Figure content listings:
________
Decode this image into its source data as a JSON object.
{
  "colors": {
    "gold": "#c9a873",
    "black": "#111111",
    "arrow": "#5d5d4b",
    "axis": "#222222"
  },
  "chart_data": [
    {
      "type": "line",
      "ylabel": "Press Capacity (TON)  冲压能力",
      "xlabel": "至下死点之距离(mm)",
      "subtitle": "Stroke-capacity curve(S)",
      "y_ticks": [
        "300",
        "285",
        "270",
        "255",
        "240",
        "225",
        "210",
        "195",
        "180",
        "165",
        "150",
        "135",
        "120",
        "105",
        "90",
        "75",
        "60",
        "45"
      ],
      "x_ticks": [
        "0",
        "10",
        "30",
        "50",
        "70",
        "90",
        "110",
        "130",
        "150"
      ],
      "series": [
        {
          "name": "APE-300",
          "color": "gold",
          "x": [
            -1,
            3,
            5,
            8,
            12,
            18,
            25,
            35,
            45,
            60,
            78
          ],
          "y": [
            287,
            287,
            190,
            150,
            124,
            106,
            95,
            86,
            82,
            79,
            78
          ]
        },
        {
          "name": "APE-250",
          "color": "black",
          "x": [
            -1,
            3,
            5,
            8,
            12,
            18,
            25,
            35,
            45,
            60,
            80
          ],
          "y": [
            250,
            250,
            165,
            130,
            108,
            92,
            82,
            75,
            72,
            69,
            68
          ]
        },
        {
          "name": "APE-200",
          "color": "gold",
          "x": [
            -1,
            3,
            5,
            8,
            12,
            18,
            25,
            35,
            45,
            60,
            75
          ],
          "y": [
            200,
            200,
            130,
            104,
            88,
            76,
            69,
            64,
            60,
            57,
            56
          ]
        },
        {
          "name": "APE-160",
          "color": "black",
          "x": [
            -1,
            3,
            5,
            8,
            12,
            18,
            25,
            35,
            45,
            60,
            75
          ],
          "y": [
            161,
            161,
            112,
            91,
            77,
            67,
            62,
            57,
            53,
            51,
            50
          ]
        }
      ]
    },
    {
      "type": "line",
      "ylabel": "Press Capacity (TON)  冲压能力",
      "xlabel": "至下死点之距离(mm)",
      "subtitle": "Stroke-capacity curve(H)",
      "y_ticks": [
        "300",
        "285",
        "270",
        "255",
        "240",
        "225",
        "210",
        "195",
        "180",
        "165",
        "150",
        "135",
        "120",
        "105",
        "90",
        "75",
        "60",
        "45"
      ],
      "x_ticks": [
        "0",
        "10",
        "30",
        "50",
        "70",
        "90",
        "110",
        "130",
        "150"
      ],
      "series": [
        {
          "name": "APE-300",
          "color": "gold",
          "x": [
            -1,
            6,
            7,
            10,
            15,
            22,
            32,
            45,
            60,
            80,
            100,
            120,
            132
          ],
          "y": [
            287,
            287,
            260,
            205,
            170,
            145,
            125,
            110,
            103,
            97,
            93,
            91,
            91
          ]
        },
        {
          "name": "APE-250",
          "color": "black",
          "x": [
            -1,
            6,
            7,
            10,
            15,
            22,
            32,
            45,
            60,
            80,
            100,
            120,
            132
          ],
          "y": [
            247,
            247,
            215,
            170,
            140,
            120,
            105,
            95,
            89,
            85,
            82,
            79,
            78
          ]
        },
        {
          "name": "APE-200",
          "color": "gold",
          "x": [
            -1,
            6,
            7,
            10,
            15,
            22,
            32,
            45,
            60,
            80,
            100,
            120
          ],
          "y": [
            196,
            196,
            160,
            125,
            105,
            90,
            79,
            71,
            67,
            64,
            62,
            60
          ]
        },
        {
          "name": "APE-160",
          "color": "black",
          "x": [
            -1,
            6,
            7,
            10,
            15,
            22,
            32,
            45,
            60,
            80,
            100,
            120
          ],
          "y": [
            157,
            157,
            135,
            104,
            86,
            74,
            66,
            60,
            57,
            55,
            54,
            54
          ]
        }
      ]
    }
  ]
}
________
Return each line of the records above exactly as it reads.

• **Answer to the task**
Decode this image into its source data as a JSON object.
{
  "colors": {
    "gold": "#c9a873",
    "black": "#111111",
    "arrow": "#5d5d4b",
    "axis": "#222222"
  },
  "chart_data": [
    {
      "type": "line",
      "ylabel": "Press Capacity (TON)  冲压能力",
      "xlabel": "至下死点之距离(mm)",
      "subtitle": "Stroke-capacity curve(S)",
      "y_ticks": [
        "300",
        "285",
        "270",
        "255",
        "240",
        "225",
        "210",
        "195",
        "180",
        "165",
        "150",
        "135",
        "120",
        "105",
        "90",
        "75",
        "60",
        "45"
      ],
      "x_ticks": [
        "0",
        "10",
        "30",
        "50",
        "70",
        "90",
        "110",
        "130",
        "150"
      ],
      "series": [
        {
          "name": "APE-300",
          "color": "gold",
          "x": [
            -1,
            3,
            5,
            8,
            12,
            18,
            25,
            35,
            45,
            60,
            78
          ],
          "y": [
            287,
            287,
            190,
            150,
            124,
            106,
            95,
            86,
            82,
            79,
            78
          ]
        },
        {
          "name": "APE-250",
          "color": "black",
          "x": [
            -1,
            3,
            5,
            8,
            12,
            18,
            25,
            35,
            45,
            60,
            80
          ],
          "y": [
            250,
            250,
            165,
            130,
            108,
            92,
            82,
            75,
            72,
            69,
            68
          ]
        },
        {
          "name": "APE-200",
          "color": "gold",
          "x": [
            -1,
            3,
            5,
            8,
            12,
            18,
            25,
            35,
            45,
            60,
            75
          ],
          "y": [
            200,
            200,
            130,
            104,
            88,
            76,
            69,
            64,
            60,
            57,
            56
          ]
        },
        {
          "name": "APE-160",
          "color": "black",
          "x": [
            -1,
            3,
            5,
            8,
            12,
            18,
            25,
            35,
            45,
            60,
            75
          ],
          "y": [
            161,
            161,
            112,
            91,
            77,
            67,
            62,
            57,
            53,
            51,
            50
          ]
        }
      ]
    },
    {
      "type": "line",
      "ylabel": "Press Capacity (TON)  冲压能力",
      "xlabel": "至下死点之距离(mm)",
      "subtitle": "Stroke-capacity curve(H)",
      "y_ticks": [
        "300",
        "285",
        "270",
        "255",
        "240",
        "225",
        "210",
        "195",
        "180",
        "165",
        "150",
        "135",
        "120",
        "105",
        "90",
        "75",
        "60",
        "45"
      ],
      "x_ticks": [
        "0",
        "10",
        "30",
        "50",
        "70",
        "90",
        "110",
        "130",
        "150"
      ],
      "series": [
        {
          "name": "APE-300",
          "color": "gold",
          "x": [
            -1,
            6,
            7,
            10,
            15,
            22,
            32,
            45,
            60,
            80,
            100,
            120,
            132
          ],
          "y": [
            287,
            287,
            260,
            205,
            170,
            145,
            125,
            110,
            103,
            97,
            93,
            91,
            91
          ]
        },
        {
          "name": "APE-250",
          "color": "black",
          "x": [
            -1,
            6,
            7,
            10,
            15,
            22,
            32,
            45,
            60,
            80,
            100,
            120,
            132
          ],
          "y": [
            247,
            247,
            215,
            170,
            140,
            120,
            105,
            95,
            89,
            85,
            82,
            79,
            78
          ]
        },
        {
          "name": "APE-200",
          "color": "gold",
          "x": [
            -1,
            6,
            7,
            10,
            15,
            22,
            32,
            45,
            60,
            80,
            100,
            120
          ],
          "y": [
            196,
            196,
            160,
            125,
            105,
            90,
            79,
            71,
            67,
            64,
            62,
            60
          ]
        },
        {
          "name": "APE-160",
          "color": "black",
          "x": [
            -1,
            6,
            7,
            10,
            15,
            22,
            32,
            45,
            60,
            80,
            100,
            120
          ],
          "y": [
            157,
            157,
            135,
            104,
            86,
            74,
            66,
            60,
            57,
            55,
            54,
            54
          ]
        }
      ]
    }
  ]
}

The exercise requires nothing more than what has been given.